--- begin EXERCISE INPUT ---
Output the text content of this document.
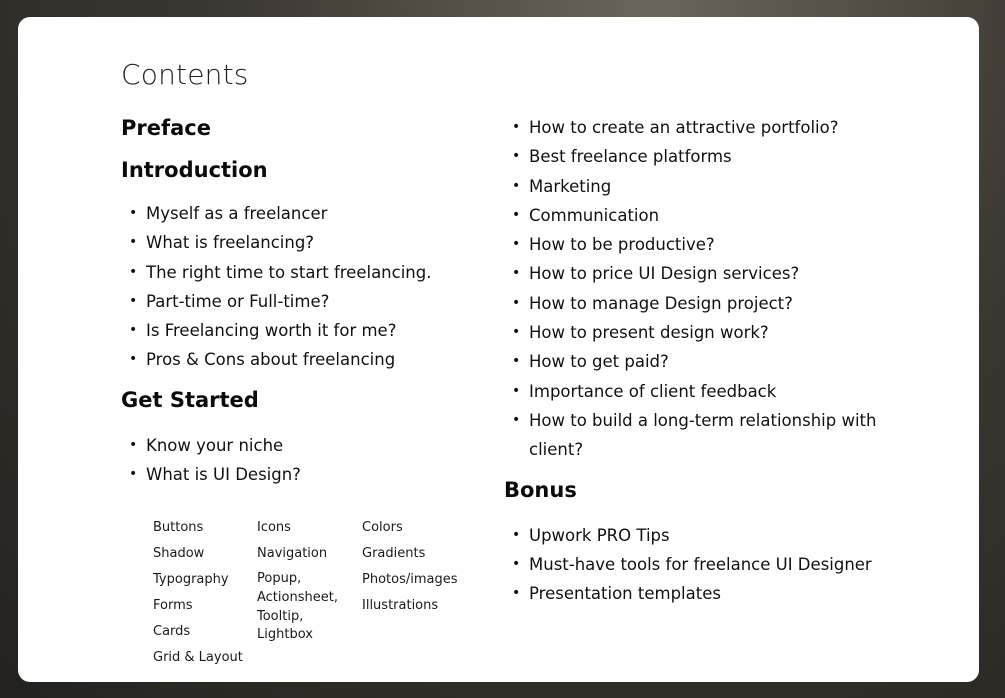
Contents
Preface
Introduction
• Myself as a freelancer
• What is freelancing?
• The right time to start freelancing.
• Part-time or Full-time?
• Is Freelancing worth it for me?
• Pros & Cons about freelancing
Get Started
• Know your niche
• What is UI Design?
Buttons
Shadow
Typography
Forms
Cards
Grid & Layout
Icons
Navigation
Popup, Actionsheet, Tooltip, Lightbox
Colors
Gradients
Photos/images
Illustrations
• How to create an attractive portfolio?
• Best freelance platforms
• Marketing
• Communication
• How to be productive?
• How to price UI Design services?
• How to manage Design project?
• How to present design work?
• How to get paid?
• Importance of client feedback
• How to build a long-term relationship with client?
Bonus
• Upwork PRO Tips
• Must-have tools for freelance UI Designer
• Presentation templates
--- end EXERCISE INPUT ---
--- begin EXERCISE INPUT ---
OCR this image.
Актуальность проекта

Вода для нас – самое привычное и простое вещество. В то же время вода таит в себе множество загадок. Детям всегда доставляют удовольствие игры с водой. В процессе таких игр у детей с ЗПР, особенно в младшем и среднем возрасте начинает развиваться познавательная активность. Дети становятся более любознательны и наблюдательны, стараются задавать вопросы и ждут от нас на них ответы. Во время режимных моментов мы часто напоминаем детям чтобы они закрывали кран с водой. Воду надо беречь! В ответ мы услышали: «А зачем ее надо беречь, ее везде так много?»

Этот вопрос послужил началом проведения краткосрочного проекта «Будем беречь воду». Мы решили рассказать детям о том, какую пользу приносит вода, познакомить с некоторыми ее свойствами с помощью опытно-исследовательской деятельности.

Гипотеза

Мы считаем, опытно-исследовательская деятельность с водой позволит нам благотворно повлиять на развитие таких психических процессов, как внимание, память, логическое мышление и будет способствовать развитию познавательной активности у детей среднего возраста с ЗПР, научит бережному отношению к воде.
--- end EXERCISE INPUT ---
◆ GOAL ◆
Wherever "client" shows up in a line, copy that line.

◆ RESPONSE FOR THIS EXERCISE ◆
• Importance of client feedback
• How to build a long-term relationship with client?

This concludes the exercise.